## RAW DATA
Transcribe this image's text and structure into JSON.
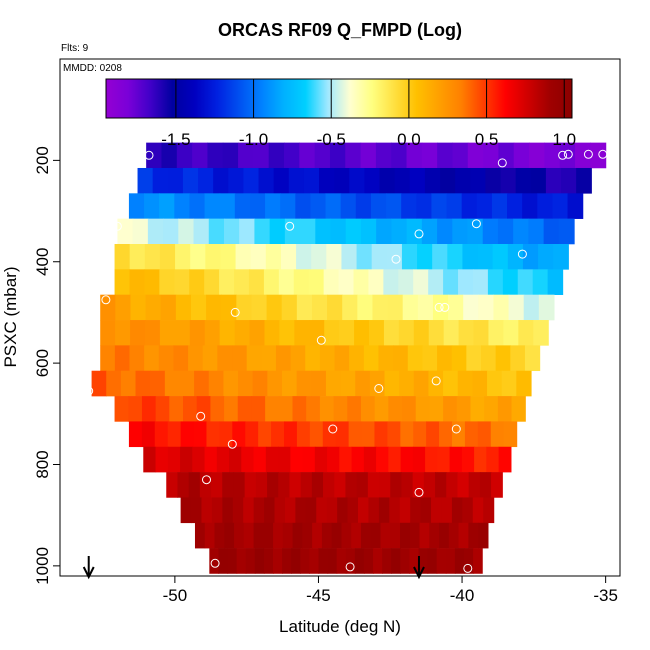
{
  "chart_data": {
    "type": "heatmap",
    "title": "ORCAS RF09 Q_FMPD (Log)",
    "annotations": {
      "flights": "Flts: 9",
      "mmdd": "MMDD: 0208"
    },
    "xlabel": "Latitude (deg N)",
    "ylabel": "PSXC (mbar)",
    "xlim": [
      -54,
      -34.5
    ],
    "ylim": [
      1020,
      0
    ],
    "x_ticks": [
      -50,
      -45,
      -40,
      -35
    ],
    "x_tick_labels": [
      "-50",
      "-45",
      "-40",
      "-35"
    ],
    "y_ticks": [
      200,
      400,
      600,
      800,
      1000
    ],
    "y_tick_labels": [
      "200",
      "400",
      "600",
      "800",
      "1000"
    ],
    "colorbar": {
      "range": [
        -1.95,
        1.05
      ],
      "ticks": [
        -1.5,
        -1.0,
        -0.5,
        0.0,
        0.5,
        1.0
      ],
      "tick_labels": [
        "-1.5",
        "-1.0",
        "-0.5",
        "0.0",
        "0.5",
        "1.0"
      ],
      "colors": [
        "#9400d3",
        "#7a00d8",
        "#4000c8",
        "#0000a0",
        "#0000c0",
        "#0020e0",
        "#0050f0",
        "#0080ff",
        "#00b0ff",
        "#00d0ff",
        "#a0e8ff",
        "#ffffd0",
        "#ffff80",
        "#ffe040",
        "#ffc000",
        "#ffa000",
        "#ff8000",
        "#ff4000",
        "#ff0000",
        "#d00000",
        "#a00000",
        "#8b0000"
      ]
    },
    "bands": [
      {
        "p": 190,
        "x0": -51.0,
        "x1": -35.0,
        "v0": -1.62,
        "v1": -1.85
      },
      {
        "p": 240,
        "x0": -51.3,
        "x1": -35.5,
        "v0": -1.18,
        "v1": -1.6
      },
      {
        "p": 290,
        "x0": -51.6,
        "x1": -35.8,
        "v0": -0.88,
        "v1": -1.3
      },
      {
        "p": 340,
        "x0": -52.0,
        "x1": -36.1,
        "v0": -0.4,
        "v1": -1.05
      },
      {
        "p": 390,
        "x0": -52.1,
        "x1": -36.3,
        "v0": -0.05,
        "v1": -0.88
      },
      {
        "p": 440,
        "x0": -52.1,
        "x1": -36.5,
        "v0": 0.1,
        "v1": -0.72
      },
      {
        "p": 490,
        "x0": -52.6,
        "x1": -36.8,
        "v0": 0.22,
        "v1": -0.45
      },
      {
        "p": 540,
        "x0": -52.6,
        "x1": -37.0,
        "v0": 0.3,
        "v1": -0.2
      },
      {
        "p": 590,
        "x0": -52.6,
        "x1": -37.3,
        "v0": 0.35,
        "v1": -0.05
      },
      {
        "p": 640,
        "x0": -52.9,
        "x1": -37.6,
        "v0": 0.42,
        "v1": 0.02
      },
      {
        "p": 690,
        "x0": -52.1,
        "x1": -37.8,
        "v0": 0.5,
        "v1": 0.15
      },
      {
        "p": 740,
        "x0": -51.6,
        "x1": -38.1,
        "v0": 0.62,
        "v1": 0.35
      },
      {
        "p": 790,
        "x0": -51.1,
        "x1": -38.3,
        "v0": 0.75,
        "v1": 0.55
      },
      {
        "p": 840,
        "x0": -50.3,
        "x1": -38.6,
        "v0": 0.85,
        "v1": 0.8
      },
      {
        "p": 890,
        "x0": -49.8,
        "x1": -38.9,
        "v0": 0.88,
        "v1": 0.85
      },
      {
        "p": 940,
        "x0": -49.3,
        "x1": -39.1,
        "v0": 0.92,
        "v1": 0.9
      },
      {
        "p": 990,
        "x0": -48.8,
        "x1": -39.3,
        "v0": 0.95,
        "v1": 0.93
      }
    ],
    "sample_points": [
      {
        "lat": -50.9,
        "p": 190
      },
      {
        "lat": -38.6,
        "p": 205
      },
      {
        "lat": -36.5,
        "p": 190
      },
      {
        "lat": -36.3,
        "p": 188
      },
      {
        "lat": -35.6,
        "p": 188
      },
      {
        "lat": -35.1,
        "p": 188
      },
      {
        "lat": -52.0,
        "p": 330
      },
      {
        "lat": -46.0,
        "p": 330
      },
      {
        "lat": -41.5,
        "p": 345
      },
      {
        "lat": -39.5,
        "p": 325
      },
      {
        "lat": -42.3,
        "p": 395
      },
      {
        "lat": -37.9,
        "p": 385
      },
      {
        "lat": -52.4,
        "p": 475
      },
      {
        "lat": -47.9,
        "p": 500
      },
      {
        "lat": -40.8,
        "p": 490
      },
      {
        "lat": -40.6,
        "p": 490
      },
      {
        "lat": -44.9,
        "p": 555
      },
      {
        "lat": -42.9,
        "p": 650
      },
      {
        "lat": -40.9,
        "p": 635
      },
      {
        "lat": -53.0,
        "p": 655
      },
      {
        "lat": -49.1,
        "p": 705
      },
      {
        "lat": -44.5,
        "p": 730
      },
      {
        "lat": -40.2,
        "p": 730
      },
      {
        "lat": -48.0,
        "p": 760
      },
      {
        "lat": -48.9,
        "p": 830
      },
      {
        "lat": -41.5,
        "p": 855
      },
      {
        "lat": -48.6,
        "p": 995
      },
      {
        "lat": -43.9,
        "p": 1002
      },
      {
        "lat": -39.8,
        "p": 1005
      }
    ],
    "arrows": [
      {
        "lat": -53.0
      },
      {
        "lat": -41.5
      }
    ],
    "grid": false,
    "legend": "none"
  }
}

## STATED TASK
Pictures are excluded; copy all other data exactly as shown.

## TASK OUTPUT
Transcribe this image's text and structure into JSON.
{
  "chart_data": {
    "type": "heatmap",
    "title": "ORCAS RF09 Q_FMPD (Log)",
    "annotations": {
      "flights": "Flts: 9",
      "mmdd": "MMDD: 0208"
    },
    "xlabel": "Latitude (deg N)",
    "ylabel": "PSXC (mbar)",
    "xlim": [
      -54,
      -34.5
    ],
    "ylim": [
      1020,
      0
    ],
    "x_ticks": [
      -50,
      -45,
      -40,
      -35
    ],
    "x_tick_labels": [
      "-50",
      "-45",
      "-40",
      "-35"
    ],
    "y_ticks": [
      200,
      400,
      600,
      800,
      1000
    ],
    "y_tick_labels": [
      "200",
      "400",
      "600",
      "800",
      "1000"
    ],
    "colorbar": {
      "range": [
        -1.95,
        1.05
      ],
      "ticks": [
        -1.5,
        -1.0,
        -0.5,
        0.0,
        0.5,
        1.0
      ],
      "tick_labels": [
        "-1.5",
        "-1.0",
        "-0.5",
        "0.0",
        "0.5",
        "1.0"
      ],
      "colors": [
        "#9400d3",
        "#7a00d8",
        "#4000c8",
        "#0000a0",
        "#0000c0",
        "#0020e0",
        "#0050f0",
        "#0080ff",
        "#00b0ff",
        "#00d0ff",
        "#a0e8ff",
        "#ffffd0",
        "#ffff80",
        "#ffe040",
        "#ffc000",
        "#ffa000",
        "#ff8000",
        "#ff4000",
        "#ff0000",
        "#d00000",
        "#a00000",
        "#8b0000"
      ]
    },
    "bands": [
      {
        "p": 190,
        "x0": -51.0,
        "x1": -35.0,
        "v0": -1.62,
        "v1": -1.85
      },
      {
        "p": 240,
        "x0": -51.3,
        "x1": -35.5,
        "v0": -1.18,
        "v1": -1.6
      },
      {
        "p": 290,
        "x0": -51.6,
        "x1": -35.8,
        "v0": -0.88,
        "v1": -1.3
      },
      {
        "p": 340,
        "x0": -52.0,
        "x1": -36.1,
        "v0": -0.4,
        "v1": -1.05
      },
      {
        "p": 390,
        "x0": -52.1,
        "x1": -36.3,
        "v0": -0.05,
        "v1": -0.88
      },
      {
        "p": 440,
        "x0": -52.1,
        "x1": -36.5,
        "v0": 0.1,
        "v1": -0.72
      },
      {
        "p": 490,
        "x0": -52.6,
        "x1": -36.8,
        "v0": 0.22,
        "v1": -0.45
      },
      {
        "p": 540,
        "x0": -52.6,
        "x1": -37.0,
        "v0": 0.3,
        "v1": -0.2
      },
      {
        "p": 590,
        "x0": -52.6,
        "x1": -37.3,
        "v0": 0.35,
        "v1": -0.05
      },
      {
        "p": 640,
        "x0": -52.9,
        "x1": -37.6,
        "v0": 0.42,
        "v1": 0.02
      },
      {
        "p": 690,
        "x0": -52.1,
        "x1": -37.8,
        "v0": 0.5,
        "v1": 0.15
      },
      {
        "p": 740,
        "x0": -51.6,
        "x1": -38.1,
        "v0": 0.62,
        "v1": 0.35
      },
      {
        "p": 790,
        "x0": -51.1,
        "x1": -38.3,
        "v0": 0.75,
        "v1": 0.55
      },
      {
        "p": 840,
        "x0": -50.3,
        "x1": -38.6,
        "v0": 0.85,
        "v1": 0.8
      },
      {
        "p": 890,
        "x0": -49.8,
        "x1": -38.9,
        "v0": 0.88,
        "v1": 0.85
      },
      {
        "p": 940,
        "x0": -49.3,
        "x1": -39.1,
        "v0": 0.92,
        "v1": 0.9
      },
      {
        "p": 990,
        "x0": -48.8,
        "x1": -39.3,
        "v0": 0.95,
        "v1": 0.93
      }
    ],
    "sample_points": [
      {
        "lat": -50.9,
        "p": 190
      },
      {
        "lat": -38.6,
        "p": 205
      },
      {
        "lat": -36.5,
        "p": 190
      },
      {
        "lat": -36.3,
        "p": 188
      },
      {
        "lat": -35.6,
        "p": 188
      },
      {
        "lat": -35.1,
        "p": 188
      },
      {
        "lat": -52.0,
        "p": 330
      },
      {
        "lat": -46.0,
        "p": 330
      },
      {
        "lat": -41.5,
        "p": 345
      },
      {
        "lat": -39.5,
        "p": 325
      },
      {
        "lat": -42.3,
        "p": 395
      },
      {
        "lat": -37.9,
        "p": 385
      },
      {
        "lat": -52.4,
        "p": 475
      },
      {
        "lat": -47.9,
        "p": 500
      },
      {
        "lat": -40.8,
        "p": 490
      },
      {
        "lat": -40.6,
        "p": 490
      },
      {
        "lat": -44.9,
        "p": 555
      },
      {
        "lat": -42.9,
        "p": 650
      },
      {
        "lat": -40.9,
        "p": 635
      },
      {
        "lat": -53.0,
        "p": 655
      },
      {
        "lat": -49.1,
        "p": 705
      },
      {
        "lat": -44.5,
        "p": 730
      },
      {
        "lat": -40.2,
        "p": 730
      },
      {
        "lat": -48.0,
        "p": 760
      },
      {
        "lat": -48.9,
        "p": 830
      },
      {
        "lat": -41.5,
        "p": 855
      },
      {
        "lat": -48.6,
        "p": 995
      },
      {
        "lat": -43.9,
        "p": 1002
      },
      {
        "lat": -39.8,
        "p": 1005
      }
    ],
    "arrows": [
      {
        "lat": -53.0
      },
      {
        "lat": -41.5
      }
    ],
    "grid": false,
    "legend": "none"
  }
}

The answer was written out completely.